OBJECTIVE » Carry none of the pictures over; write out the complete data exactly.

** begin LISTED RECORDS **

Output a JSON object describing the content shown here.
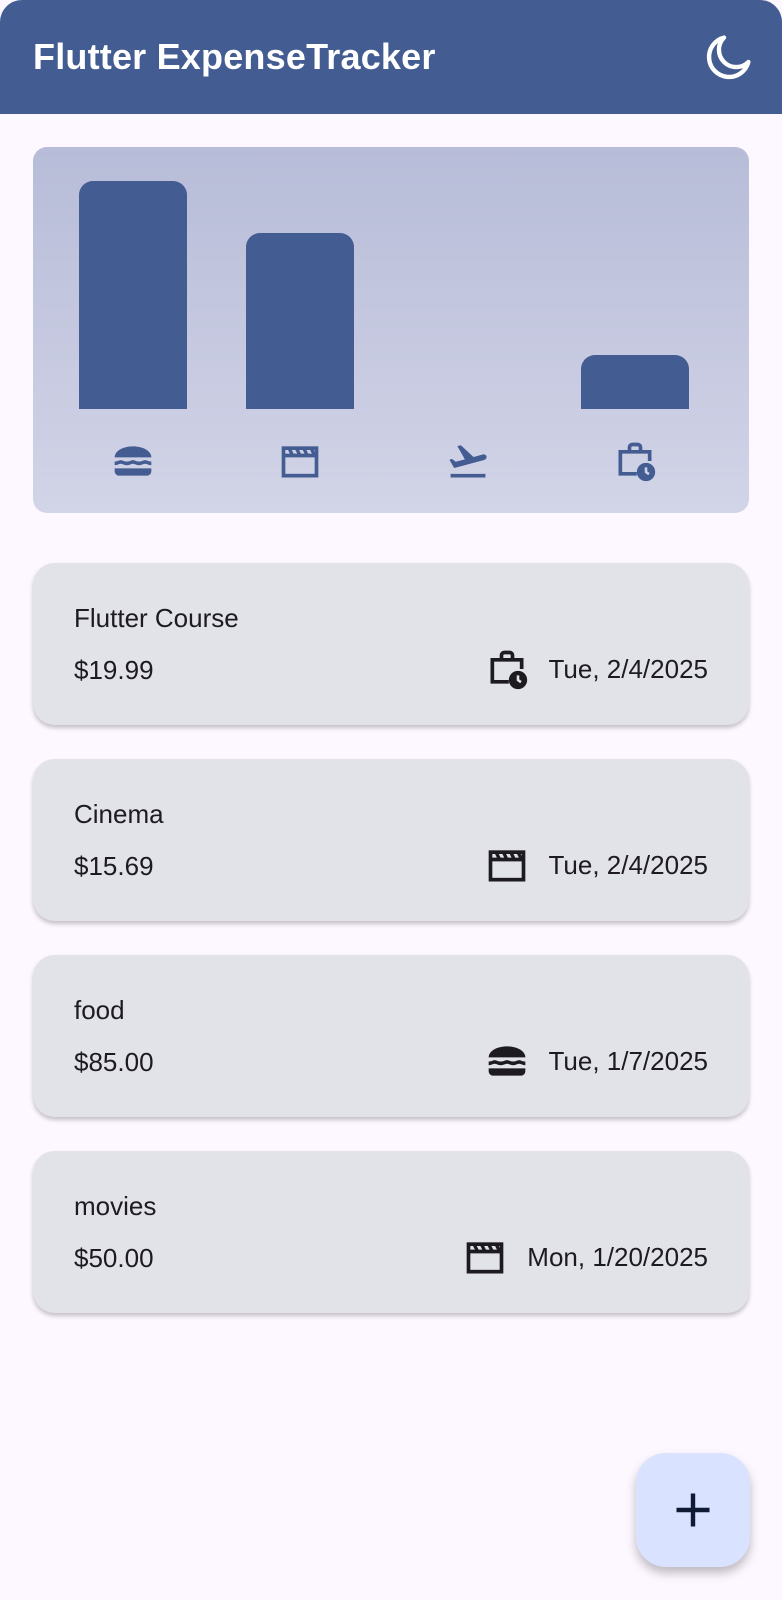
{
  "app_bar": {
    "title": "Flutter ExpenseTracker",
    "theme_toggle_icon": "moon-icon"
  },
  "colors": {
    "primary": "#435c91",
    "background": "#fdf7ff",
    "card": "#e2e2e9",
    "fab": "#d9e2ff"
  },
  "chart_data": {
    "type": "bar",
    "categories": [
      "food",
      "leisure",
      "travel",
      "work"
    ],
    "category_icons": [
      "burger-icon",
      "clapperboard-icon",
      "flight-takeoff-icon",
      "work-history-icon"
    ],
    "values": [
      85.0,
      65.69,
      0,
      19.99
    ],
    "ylim": [
      0,
      85.0
    ]
  },
  "expenses": [
    {
      "title": "Flutter Course",
      "amount": "$19.99",
      "category_icon": "work-history-icon",
      "date": "Tue, 2/4/2025"
    },
    {
      "title": "Cinema",
      "amount": "$15.69",
      "category_icon": "clapperboard-icon",
      "date": "Tue, 2/4/2025"
    },
    {
      "title": "food",
      "amount": "$85.00",
      "category_icon": "burger-icon",
      "date": "Tue, 1/7/2025"
    },
    {
      "title": "movies",
      "amount": "$50.00",
      "category_icon": "clapperboard-icon",
      "date": "Mon, 1/20/2025"
    }
  ],
  "fab": {
    "icon": "plus-icon"
  }
}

** end LISTED RECORDS **

EXERCISE OUTPUT »
Output a JSON object describing the content shown here.
{
  "app_bar": {
    "title": "Flutter ExpenseTracker",
    "theme_toggle_icon": "moon-icon"
  },
  "colors": {
    "primary": "#435c91",
    "background": "#fdf7ff",
    "card": "#e2e2e9",
    "fab": "#d9e2ff"
  },
  "chart_data": {
    "type": "bar",
    "categories": [
      "food",
      "leisure",
      "travel",
      "work"
    ],
    "category_icons": [
      "burger-icon",
      "clapperboard-icon",
      "flight-takeoff-icon",
      "work-history-icon"
    ],
    "values": [
      85.0,
      65.69,
      0,
      19.99
    ],
    "ylim": [
      0,
      85.0
    ]
  },
  "expenses": [
    {
      "title": "Flutter Course",
      "amount": "$19.99",
      "category_icon": "work-history-icon",
      "date": "Tue, 2/4/2025"
    },
    {
      "title": "Cinema",
      "amount": "$15.69",
      "category_icon": "clapperboard-icon",
      "date": "Tue, 2/4/2025"
    },
    {
      "title": "food",
      "amount": "$85.00",
      "category_icon": "burger-icon",
      "date": "Tue, 1/7/2025"
    },
    {
      "title": "movies",
      "amount": "$50.00",
      "category_icon": "clapperboard-icon",
      "date": "Mon, 1/20/2025"
    }
  ],
  "fab": {
    "icon": "plus-icon"
  }
}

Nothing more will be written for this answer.